[Stated task]: Rewrite the lines from the one containing "Extract all elements" through the one containing "pager-previous-button[interactable]: ‹ [1067, 81, 1090, 105]", putting "Step Bin" wherever "Pedal Bin" occurs and leaving everything else unchanged.

[Extracted data]:
======

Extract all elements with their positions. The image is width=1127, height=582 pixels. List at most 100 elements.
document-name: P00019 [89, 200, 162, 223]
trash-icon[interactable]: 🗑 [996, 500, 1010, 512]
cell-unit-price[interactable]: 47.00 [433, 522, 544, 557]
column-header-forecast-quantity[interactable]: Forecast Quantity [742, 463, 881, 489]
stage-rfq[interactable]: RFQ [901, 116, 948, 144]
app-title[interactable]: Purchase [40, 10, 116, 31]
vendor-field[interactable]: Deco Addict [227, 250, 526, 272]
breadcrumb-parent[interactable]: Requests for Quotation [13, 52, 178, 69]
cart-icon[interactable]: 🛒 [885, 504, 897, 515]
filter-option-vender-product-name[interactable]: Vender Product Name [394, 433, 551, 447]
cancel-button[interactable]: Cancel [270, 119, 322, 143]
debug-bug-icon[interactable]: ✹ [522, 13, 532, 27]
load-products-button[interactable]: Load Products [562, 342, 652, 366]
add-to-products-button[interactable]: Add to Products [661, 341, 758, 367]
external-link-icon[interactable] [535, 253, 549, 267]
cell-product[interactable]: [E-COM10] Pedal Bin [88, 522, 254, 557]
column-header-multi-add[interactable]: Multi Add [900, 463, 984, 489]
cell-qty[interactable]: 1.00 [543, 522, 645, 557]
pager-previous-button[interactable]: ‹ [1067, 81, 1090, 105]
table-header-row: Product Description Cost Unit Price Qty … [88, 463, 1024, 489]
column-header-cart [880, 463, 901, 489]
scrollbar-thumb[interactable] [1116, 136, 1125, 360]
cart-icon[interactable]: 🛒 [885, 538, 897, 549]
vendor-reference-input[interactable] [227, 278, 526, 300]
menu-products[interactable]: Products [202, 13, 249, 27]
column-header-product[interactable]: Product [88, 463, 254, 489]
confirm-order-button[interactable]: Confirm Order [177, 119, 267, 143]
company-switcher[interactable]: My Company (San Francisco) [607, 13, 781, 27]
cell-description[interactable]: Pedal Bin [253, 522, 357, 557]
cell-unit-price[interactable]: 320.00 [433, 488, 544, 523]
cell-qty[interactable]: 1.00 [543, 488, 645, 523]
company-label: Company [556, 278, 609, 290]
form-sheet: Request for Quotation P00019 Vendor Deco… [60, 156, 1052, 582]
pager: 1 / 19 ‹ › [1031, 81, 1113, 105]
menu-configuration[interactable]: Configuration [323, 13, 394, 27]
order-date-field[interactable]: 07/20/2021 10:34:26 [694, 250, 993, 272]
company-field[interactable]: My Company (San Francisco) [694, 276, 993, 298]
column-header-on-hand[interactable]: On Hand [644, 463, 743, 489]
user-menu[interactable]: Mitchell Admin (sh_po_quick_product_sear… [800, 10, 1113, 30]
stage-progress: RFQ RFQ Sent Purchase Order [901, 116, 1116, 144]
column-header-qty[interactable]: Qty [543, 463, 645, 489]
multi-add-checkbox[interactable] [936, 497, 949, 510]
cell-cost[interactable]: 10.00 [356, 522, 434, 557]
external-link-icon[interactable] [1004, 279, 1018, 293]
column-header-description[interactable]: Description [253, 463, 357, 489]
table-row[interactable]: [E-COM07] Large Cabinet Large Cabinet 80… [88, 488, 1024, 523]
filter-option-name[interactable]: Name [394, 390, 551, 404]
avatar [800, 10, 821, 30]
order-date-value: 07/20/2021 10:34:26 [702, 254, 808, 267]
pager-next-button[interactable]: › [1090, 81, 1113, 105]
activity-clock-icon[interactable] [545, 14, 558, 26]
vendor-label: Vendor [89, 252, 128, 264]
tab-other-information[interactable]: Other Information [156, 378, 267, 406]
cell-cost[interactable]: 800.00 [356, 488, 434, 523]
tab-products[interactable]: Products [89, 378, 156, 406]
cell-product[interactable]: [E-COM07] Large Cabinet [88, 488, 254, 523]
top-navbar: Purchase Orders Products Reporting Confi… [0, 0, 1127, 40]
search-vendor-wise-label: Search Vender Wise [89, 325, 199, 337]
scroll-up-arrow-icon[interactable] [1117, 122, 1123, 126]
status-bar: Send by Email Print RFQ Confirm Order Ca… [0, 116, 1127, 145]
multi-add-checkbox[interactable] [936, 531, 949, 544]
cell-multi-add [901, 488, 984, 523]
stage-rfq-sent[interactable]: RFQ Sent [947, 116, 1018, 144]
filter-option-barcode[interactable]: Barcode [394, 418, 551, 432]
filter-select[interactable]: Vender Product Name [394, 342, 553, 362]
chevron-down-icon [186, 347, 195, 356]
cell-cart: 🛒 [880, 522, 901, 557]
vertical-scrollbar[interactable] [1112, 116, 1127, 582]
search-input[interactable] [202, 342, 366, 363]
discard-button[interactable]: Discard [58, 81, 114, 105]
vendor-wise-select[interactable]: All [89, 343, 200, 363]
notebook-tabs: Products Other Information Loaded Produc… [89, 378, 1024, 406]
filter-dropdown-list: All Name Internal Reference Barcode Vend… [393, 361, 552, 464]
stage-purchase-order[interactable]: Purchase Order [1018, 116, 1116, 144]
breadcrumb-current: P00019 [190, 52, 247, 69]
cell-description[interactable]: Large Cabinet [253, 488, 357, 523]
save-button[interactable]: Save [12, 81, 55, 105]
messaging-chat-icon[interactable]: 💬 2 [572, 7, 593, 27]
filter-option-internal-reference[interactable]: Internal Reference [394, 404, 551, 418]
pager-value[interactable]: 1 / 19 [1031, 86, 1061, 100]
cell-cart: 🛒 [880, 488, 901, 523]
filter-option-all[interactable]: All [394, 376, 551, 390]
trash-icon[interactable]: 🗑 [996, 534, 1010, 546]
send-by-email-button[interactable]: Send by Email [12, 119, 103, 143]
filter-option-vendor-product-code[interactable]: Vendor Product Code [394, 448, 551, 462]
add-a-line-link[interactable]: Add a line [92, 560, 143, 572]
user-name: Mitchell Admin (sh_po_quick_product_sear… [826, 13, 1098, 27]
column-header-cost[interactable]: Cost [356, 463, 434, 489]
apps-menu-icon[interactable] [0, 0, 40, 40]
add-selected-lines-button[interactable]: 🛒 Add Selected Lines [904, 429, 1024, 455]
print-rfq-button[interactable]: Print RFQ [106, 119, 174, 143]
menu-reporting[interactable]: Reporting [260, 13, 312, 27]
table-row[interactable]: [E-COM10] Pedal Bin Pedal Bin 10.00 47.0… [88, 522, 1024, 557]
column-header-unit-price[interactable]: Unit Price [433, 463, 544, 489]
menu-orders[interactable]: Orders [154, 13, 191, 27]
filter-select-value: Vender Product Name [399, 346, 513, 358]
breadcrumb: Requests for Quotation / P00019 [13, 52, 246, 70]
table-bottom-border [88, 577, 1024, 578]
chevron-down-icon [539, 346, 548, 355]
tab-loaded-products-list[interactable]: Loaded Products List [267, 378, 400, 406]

======

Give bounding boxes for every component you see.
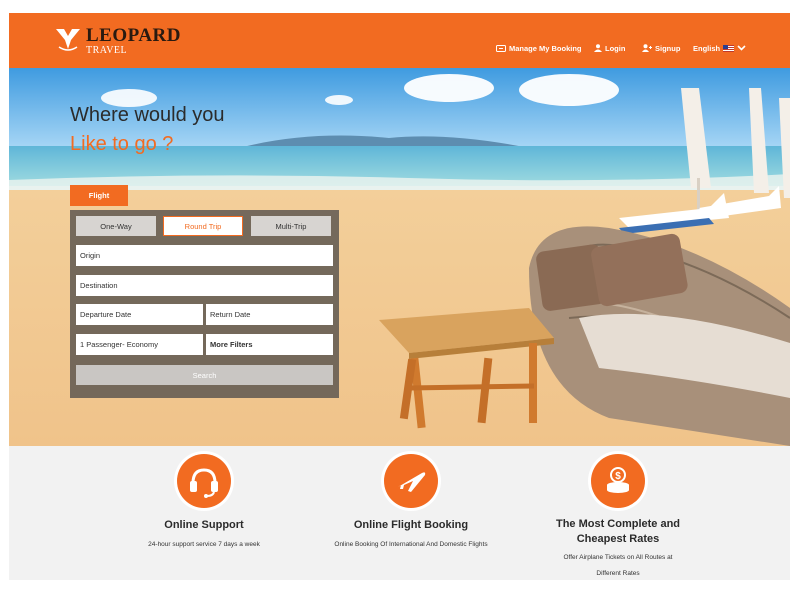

======

[Answer to the problem]:
Extract all elements with their positions. The image is width=1127, height=582 pixels. List at most 100 elements.
document-name: P00019 [89, 200, 162, 223]
trash-icon[interactable]: 🗑 [996, 500, 1010, 512]
cell-unit-price[interactable]: 47.00 [433, 522, 544, 557]
column-header-forecast-quantity[interactable]: Forecast Quantity [742, 463, 881, 489]
stage-rfq[interactable]: RFQ [901, 116, 948, 144]
app-title[interactable]: Purchase [40, 10, 116, 31]
vendor-field[interactable]: Deco Addict [227, 250, 526, 272]
breadcrumb-parent[interactable]: Requests for Quotation [13, 52, 178, 69]
cart-icon[interactable]: 🛒 [885, 504, 897, 515]
filter-option-vender-product-name[interactable]: Vender Product Name [394, 433, 551, 447]
cancel-button[interactable]: Cancel [270, 119, 322, 143]
debug-bug-icon[interactable]: ✹ [522, 13, 532, 27]
load-products-button[interactable]: Load Products [562, 342, 652, 366]
add-to-products-button[interactable]: Add to Products [661, 341, 758, 367]
external-link-icon[interactable] [535, 253, 549, 267]
cell-product[interactable]: [E-COM10] Step Bin [88, 522, 254, 557]
column-header-multi-add[interactable]: Multi Add [900, 463, 984, 489]
cell-qty[interactable]: 1.00 [543, 522, 645, 557]
pager-previous-button[interactable]: ‹ [1067, 81, 1090, 105]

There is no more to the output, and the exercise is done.